TASK DESCRIPTION
Go through the material below and report how many lines contain "title". Give only the number.

[Collected data entries]
################

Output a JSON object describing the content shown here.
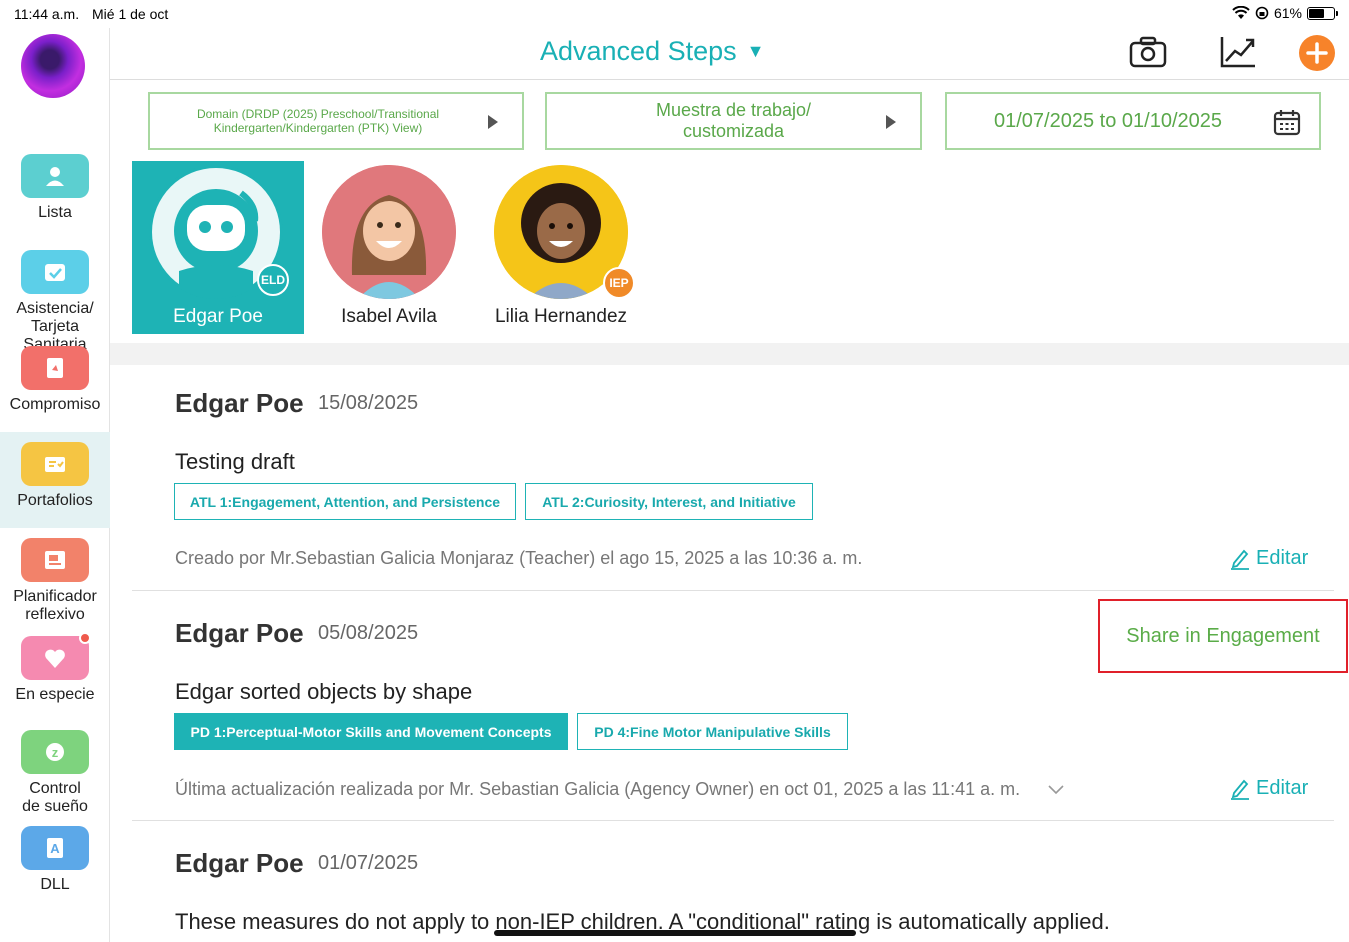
{
  "status": {
    "time": "11:44 a.m.",
    "date": "Mié 1 de oct",
    "battery": "61%",
    "battery_level": 0.61
  },
  "sidebar": {
    "items": [
      {
        "label": "Lista",
        "color": "#5ccfd0",
        "icon": "user-card-icon"
      },
      {
        "label": "Asistencia/\nTarjeta Sanitaria",
        "color": "#5ccfe8",
        "icon": "calendar-check-icon"
      },
      {
        "label": "Compromiso",
        "color": "#f2706a",
        "icon": "engagement-book-icon"
      },
      {
        "label": "Portafolios",
        "color": "#f5c543",
        "icon": "portfolio-icon",
        "active": true
      },
      {
        "label": "Planificador\nreflexivo",
        "color": "#f2826a",
        "icon": "planner-icon"
      },
      {
        "label": "En especie",
        "color": "#f58ab0",
        "icon": "heart-icon",
        "notification": true
      },
      {
        "label": "Control\nde sueño",
        "color": "#7ed37e",
        "icon": "sleep-icon"
      },
      {
        "label": "DLL",
        "color": "#5ca8e8",
        "icon": "language-icon"
      }
    ]
  },
  "header": {
    "title": "Advanced Steps",
    "colors": {
      "accent": "#19b0b5",
      "add": "#f7832a"
    }
  },
  "filters": {
    "domain": "Domain (DRDP (2025) Preschool/Transitional Kindergarten/Kindergarten (PTK) View)",
    "sample": "Muestra de trabajo/ customizada",
    "date_range": "01/07/2025 to 01/10/2025"
  },
  "children": [
    {
      "name": "Edgar Poe",
      "badge": "ELD",
      "selected": true
    },
    {
      "name": "Isabel Avila"
    },
    {
      "name": "Lilia Hernandez",
      "badge": "IEP"
    }
  ],
  "entries": [
    {
      "name": "Edgar Poe",
      "date": "15/08/2025",
      "title": "Testing draft",
      "tags": [
        "ATL 1:Engagement, Attention, and Persistence",
        "ATL 2:Curiosity, Interest, and Initiative"
      ],
      "meta": "Creado por Mr.Sebastian Galicia Monjaraz (Teacher) el ago 15, 2025 a las 10:36 a. m.",
      "edit": "Editar"
    },
    {
      "name": "Edgar Poe",
      "date": "05/08/2025",
      "title": "Edgar sorted objects by shape",
      "tags": [
        "PD 1:Perceptual-Motor Skills and Movement Concepts",
        "PD 4:Fine Motor Manipulative Skills"
      ],
      "meta": "Última actualización realizada por Mr. Sebastian Galicia (Agency Owner) en oct 01, 2025 a las 11:41 a. m.",
      "edit": "Editar",
      "share": "Share in Engagement"
    },
    {
      "name": "Edgar Poe",
      "date": "01/07/2025",
      "title": "These measures do not apply to non-IEP children. A \"conditional\" rating is automatically applied."
    }
  ]
}
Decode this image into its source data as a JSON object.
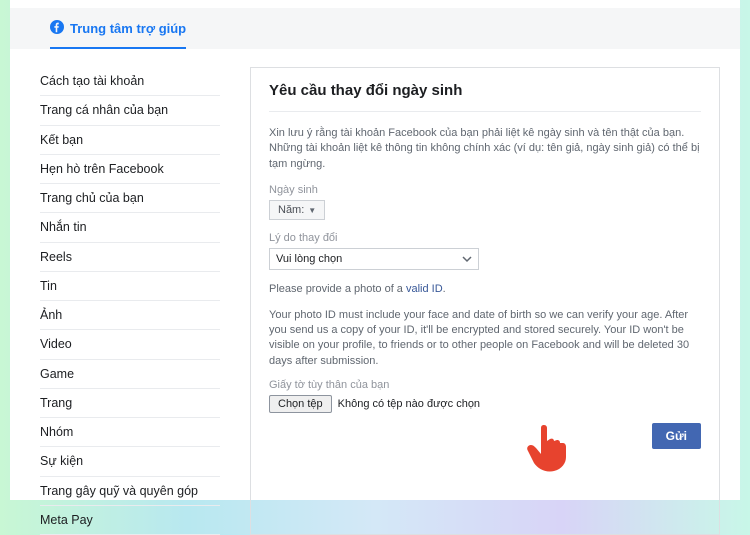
{
  "topbar": {
    "help_center": "Trung tâm trợ giúp"
  },
  "sidebar": {
    "items": [
      "Cách tạo tài khoản",
      "Trang cá nhân của bạn",
      "Kết bạn",
      "Hẹn hò trên Facebook",
      "Trang chủ của bạn",
      "Nhắn tin",
      "Reels",
      "Tin",
      "Ảnh",
      "Video",
      "Game",
      "Trang",
      "Nhóm",
      "Sự kiện",
      "Trang gây quỹ và quyên góp",
      "Meta Pay"
    ]
  },
  "content": {
    "title": "Yêu cầu thay đổi ngày sinh",
    "notice": "Xin lưu ý rằng tài khoản Facebook của bạn phải liệt kê ngày sinh và tên thật của bạn. Những tài khoản liệt kê thông tin không chính xác (ví dụ: tên giả, ngày sinh giả) có thể bị tạm ngừng.",
    "birthday_label": "Ngày sinh",
    "year_select": "Năm:",
    "reason_label": "Lý do thay đổi",
    "reason_placeholder": "Vui lòng chọn",
    "photo_prompt_prefix": "Please provide a photo of a ",
    "photo_prompt_link": "valid ID",
    "photo_prompt_suffix": ".",
    "photo_instructions": "Your photo ID must include your face and date of birth so we can verify your age. After you send us a copy of your ID, it'll be encrypted and stored securely. Your ID won't be visible on your profile, to friends or to other people on Facebook and will be deleted 30 days after submission.",
    "id_label": "Giấy tờ tùy thân của bạn",
    "file_button": "Chọn tệp",
    "file_none": "Không có tệp nào được chọn",
    "submit": "Gửi"
  }
}
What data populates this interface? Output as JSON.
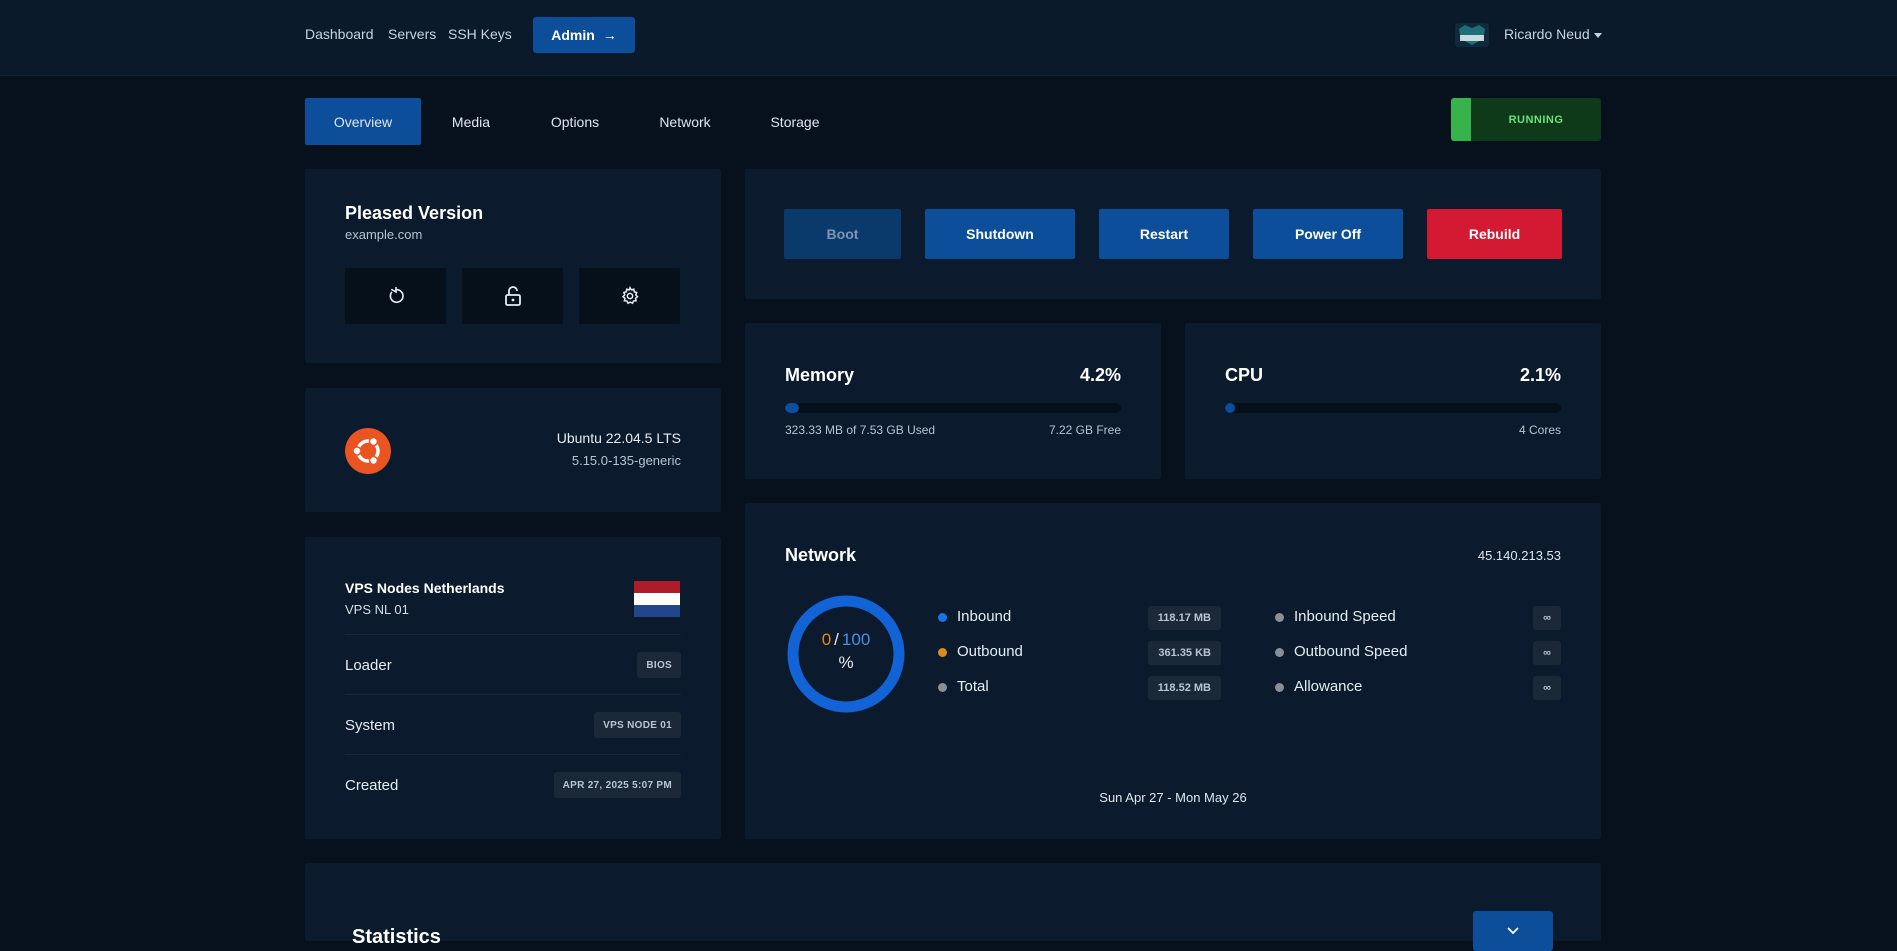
{
  "nav": {
    "items": [
      "Dashboard",
      "Servers",
      "SSH Keys"
    ],
    "admin_label": "Admin",
    "admin_arrow": "→",
    "user_name": "Ricardo Neud"
  },
  "tabs": [
    "Overview",
    "Media",
    "Options",
    "Network",
    "Storage"
  ],
  "active_tab": "Overview",
  "status": {
    "label": "RUNNING",
    "color": "#36b34a"
  },
  "server": {
    "name": "Pleased Version",
    "hostname": "example.com",
    "quick_actions": [
      "reinstall-icon",
      "lock-icon",
      "gear-icon"
    ]
  },
  "os": {
    "name": "Ubuntu 22.04.5 LTS",
    "kernel": "5.15.0-135-generic",
    "icon": "ubuntu-logo"
  },
  "location": {
    "name": "VPS Nodes Netherlands",
    "node": "VPS NL 01",
    "flag": "netherlands-flag",
    "rows": [
      {
        "label": "Loader",
        "value": "BIOS"
      },
      {
        "label": "System",
        "value": "VPS NODE 01"
      },
      {
        "label": "Created",
        "value": "APR 27, 2025 5:07 PM"
      }
    ]
  },
  "power": {
    "boot": "Boot",
    "shutdown": "Shutdown",
    "restart": "Restart",
    "power_off": "Power Off",
    "rebuild": "Rebuild"
  },
  "memory": {
    "title": "Memory",
    "percent_label": "4.2%",
    "percent": 4.2,
    "used_label": "323.33 MB of 7.53 GB Used",
    "free_label": "7.22 GB Free"
  },
  "cpu": {
    "title": "CPU",
    "percent_label": "2.1%",
    "percent": 2.1,
    "cores_label": "4 Cores"
  },
  "network": {
    "title": "Network",
    "ip": "45.140.213.53",
    "usage_current": "0",
    "usage_separator": "/",
    "usage_max": "100",
    "usage_unit": "%",
    "stats_left": [
      {
        "label": "Inbound",
        "value": "118.17 MB",
        "color": "#1a73e8"
      },
      {
        "label": "Outbound",
        "value": "361.35 KB",
        "color": "#e08a1e"
      },
      {
        "label": "Total",
        "value": "118.52 MB",
        "color": "#8a8f96"
      }
    ],
    "stats_right": [
      {
        "label": "Inbound Speed",
        "value": "∞",
        "color": "#8a8f96"
      },
      {
        "label": "Outbound Speed",
        "value": "∞",
        "color": "#8a8f96"
      },
      {
        "label": "Allowance",
        "value": "∞",
        "color": "#8a8f96"
      }
    ],
    "date_range": "Sun Apr 27 - Mon May 26"
  },
  "statistics": {
    "title": "Statistics",
    "toggle_icon": "chevron-down-icon"
  }
}
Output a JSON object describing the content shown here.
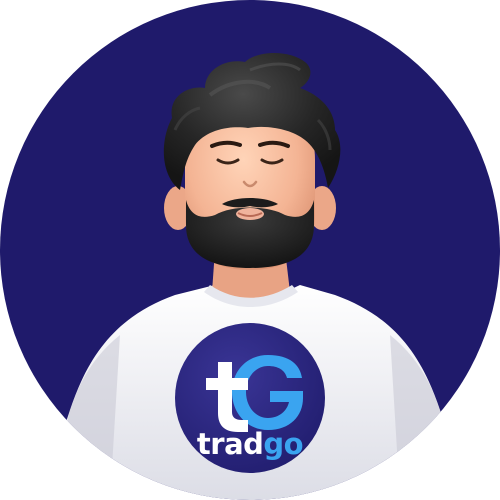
{
  "avatar": {
    "description_icon": "3d-bearded-man-avatar",
    "background_color": "#1f1a6b"
  },
  "logo": {
    "icon": "tradgo-logo-mark",
    "wordmark_part1": "trad",
    "wordmark_part2": "go",
    "badge_color": "#2a2580",
    "accent_color": "#3aa4f0"
  }
}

################

TASK OUTPUT
9